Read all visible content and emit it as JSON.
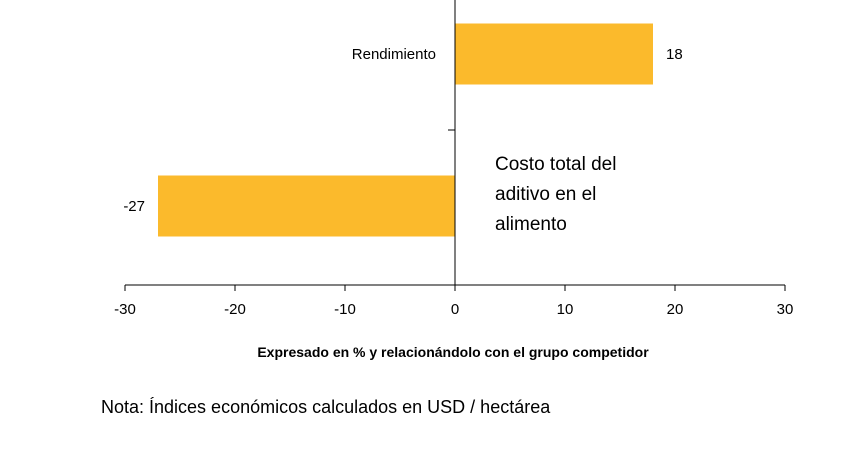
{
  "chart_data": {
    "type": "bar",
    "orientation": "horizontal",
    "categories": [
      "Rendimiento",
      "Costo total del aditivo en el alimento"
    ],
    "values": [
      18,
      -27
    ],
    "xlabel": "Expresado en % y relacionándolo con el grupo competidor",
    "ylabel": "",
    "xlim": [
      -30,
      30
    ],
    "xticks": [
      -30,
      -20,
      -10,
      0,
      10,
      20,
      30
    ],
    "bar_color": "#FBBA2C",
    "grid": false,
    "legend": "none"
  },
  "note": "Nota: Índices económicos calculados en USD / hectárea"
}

:: Goal of the exercise ::
Your task is to repeat the data above exactly while excluding the pictures.

:: Task result ::
Read all visible content and emit it as JSON.
{
  "chart_data": {
    "type": "bar",
    "orientation": "horizontal",
    "categories": [
      "Rendimiento",
      "Costo total del aditivo en el alimento"
    ],
    "values": [
      18,
      -27
    ],
    "xlabel": "Expresado en % y relacionándolo con el grupo competidor",
    "ylabel": "",
    "xlim": [
      -30,
      30
    ],
    "xticks": [
      -30,
      -20,
      -10,
      0,
      10,
      20,
      30
    ],
    "bar_color": "#FBBA2C",
    "grid": false,
    "legend": "none"
  },
  "note": "Nota: Índices económicos calculados en USD / hectárea"
}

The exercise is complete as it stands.